Locate every line in the records below that holds the word "money" and return each one.

───── DATA ROWS

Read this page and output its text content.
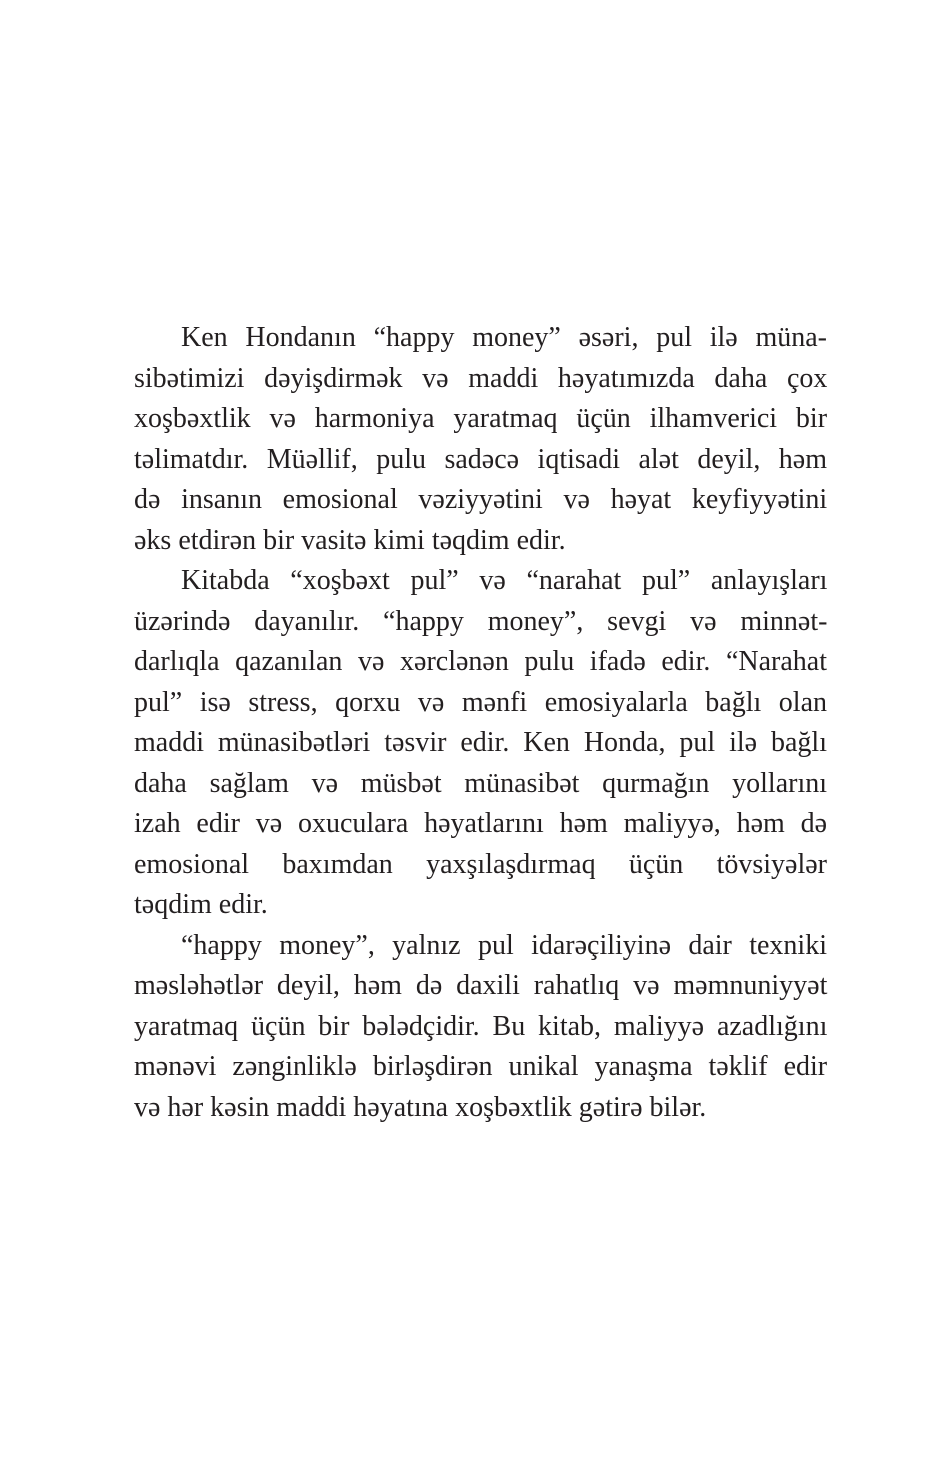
Ken Hondanın “happy money” əsəri, pul ilə müna-
sibətimizi dəyişdirmək və maddi həyatımızda daha çox
xoşbəxtlik və harmoniya yaratmaq üçün ilhamverici bir
təlimatdır. Müəllif, pulu sadəcə iqtisadi alət deyil, həm
də insanın emosional vəziyyətini və həyat keyfiyyətini
əks etdirən bir vasitə kimi təqdim edir.

Kitabda “xoşbəxt pul” və “narahat pul” anlayışları
üzərində dayanılır. “happy money”, sevgi və minnət-
darlıqla qazanılan və xərclənən pulu ifadə edir. “Narahat
pul” isə stress, qorxu və mənfi emosiyalarla bağlı olan
maddi münasibətləri təsvir edir. Ken Honda, pul ilə bağlı
daha sağlam və müsbət münasibət qurmağın yollarını
izah edir və oxuculara həyatlarını həm maliyyə, həm də
emosional baxımdan yaxşılaşdırmaq üçün tövsiyələr
təqdim edir.

“happy money”, yalnız pul idarəçiliyinə dair texniki
məsləhətlər deyil, həm də daxili rahatlıq və məmnuniyyət
yaratmaq üçün bir bələdçidir. Bu kitab, maliyyə azadlığını
mənəvi zənginliklə birləşdirən unikal yanaşma təklif edir
və hər kəsin maddi həyatına xoşbəxtlik gətirə bilər.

──────────

SOLUTION BELOW:
Ken Hondanın “happy money” əsəri, pul ilə müna-
üzərində dayanılır. “happy money”, sevgi və minnət-
“happy money”, yalnız pul idarəçiliyinə dair texniki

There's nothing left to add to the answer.